Directions>
[A] Answer these questions about the guest post by Amanda Condon below.
(i) Which year's class of Scholarship America Dream Award recipients included Amanda Condon?
(ii) At what age did she drop out of school?
(iii) At what age did she complete her G.E.D.?
[B] In the guest post by Amanda Condon below, turn the paragraph beginning "School became my safe haven" into a short list that keeps its main facts.
[C] Resume the guest post by Amanda Condon below, carrying on from its last sentence about being a statistic by age 27.

By Amanda Condon
Editor's Note: Amanda Condon was a member of the 2016 class of Scholarship America Dream Award recipients. We are proud to publish this guest post from Amanda, letting us know where she is now—and what great things she's doing.
I was an honors student in middle school: ambitious, creative and driven. From the outside looking in, my family was a typical rural household that thrived on hard work and education. I was the second of four children and the leader of my siblings. But if the walls of my house could speak, they would sing a haunting tune that no child wants to hear. From the age of six years old, I began suffering silently in the shadows of domestic abuse.
School became my safe haven, place of comfort, and escape from the traumatic events occurring at home. Without warning, my life shattered in a moment’s notice. The crippling effects of domestic abuse stole my parents, separated my siblings, and erased any sign of my childhood. In my darkest hours, I made a choice to live free from abuse, no matter the odds. At 14, I forcibly dropped out of school, became homeless, and began wandering the streets alone. Despite my hardships, I knew I would survive. I just wasn’t sure when.
My life took a sharp turn with the birth of my first child when I was 17. The experience of becoming a mother shifted me away from street life. I knew better than most that a baby has no safe place on the streets of a large metroplex. At 20, I completed my G.E.D. and entered the workforce to support my child. I spent my twenties chasing dead-end jobs, unstable relationships, and overcoming one disaster after another, and had two more children. By age 27, I was a statistic— a typical representative of the vulnerable population of women who raise children in poverty.

Data entries>
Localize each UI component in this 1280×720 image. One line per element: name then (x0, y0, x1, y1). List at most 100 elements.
--
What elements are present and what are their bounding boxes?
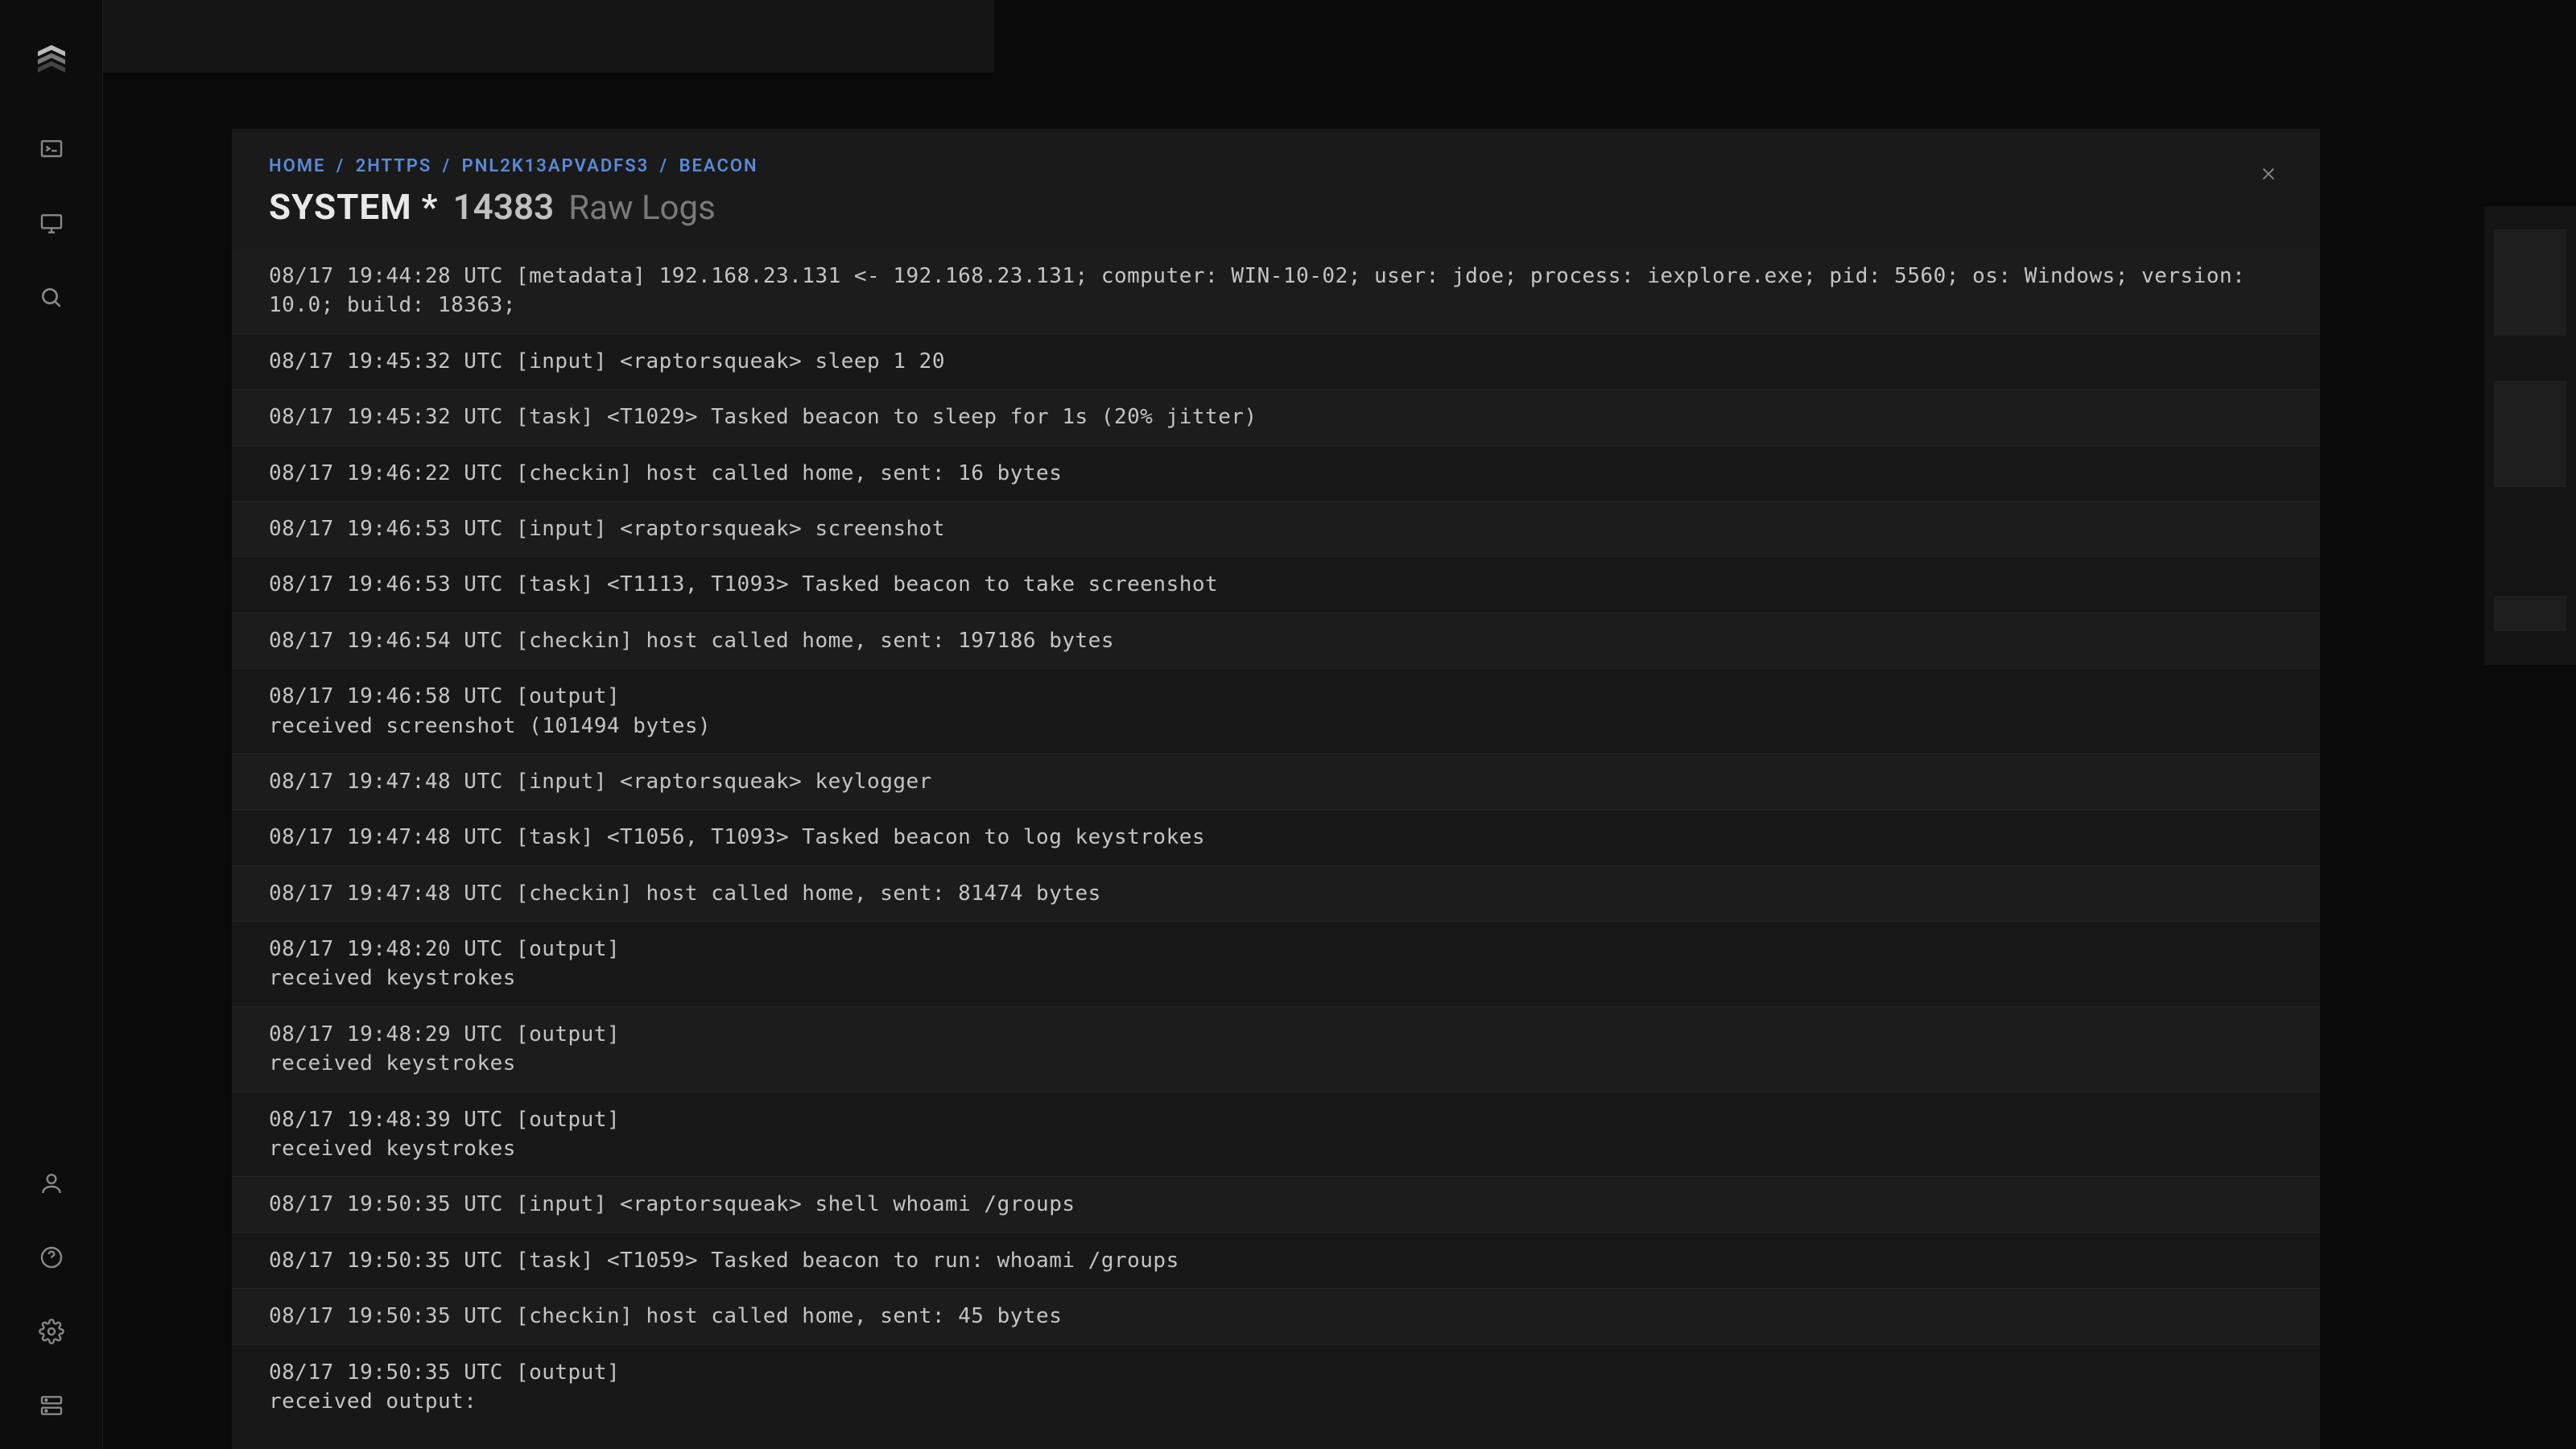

Responses by task>
[A]
(i) The 2016 class.
(ii) At 14.
(iii) At 20.

[B]
- School was a safe haven and an escape from the trauma at home.
- Domestic abuse took her parents, separated her siblings, and erased her childhood.
- She chose to live free from abuse, whatever the odds.
- At 14, she dropped out of school, became homeless, and wandered the streets alone.
- She knew she would survive, but not when.

[C]
I was searching for answers of how to break the cycle. I remembered the many times I tried and failed. Is it possible for someone with no money, employment, or support system to be successful in pursuing postsecondary education? I took a deep breath, sighed, and thought, “If anyone can do this, I can, and if I cannot do this, no one can.” This is my chance to make a change and succeed. Who I am today is not who I will be soon.
Nervously, I enrolled in community college and began my massive research project on how to afford college as a nontraditional student with minor dependents. I searched for scholarships in the middle of the night and found Scholarship America. I dared myself to dream and applied for the Dream Award.
The Dream Award from Scholarship America presented me with an opportunity to receive funding until the completion of my undergraduate degree. This award was the determining factor in my ability to fulfill my financial requirements throughout the next two years of college.
In the world of scholarships, you are not required to have any mentionable credentials, at least not in the beginning. Anyone from any background with the right amount of determination, grit, and tenacity can earn a scholarship. I began to teach others nationwide how to tell their story and how education can build a bridge out of poverty.
In 2017, I attended the Dreams to Success Awards Celebration with 11 other dreamers in Washington, D.C. I cannot express how proud and inspired I was to be there. Scholarship America followed me to the Capitol as I received national recognition from my Congressman, John Ratcliffe. The most supportive and empowering organization I have ever been a part of is a source of strength and hope for my future.
This month, I am graduating with honors with a Bachelor of Science degree in Emergency Administration Management from Arkansas Tech University. I am debt free, marrying my best friend and closing on my first house I will call home. I am pursuing a career within the non-profit sector that targets making education attainable for every student that dreams of a brighter future. None of this would be possible without the resources and support provided by Scholarship America.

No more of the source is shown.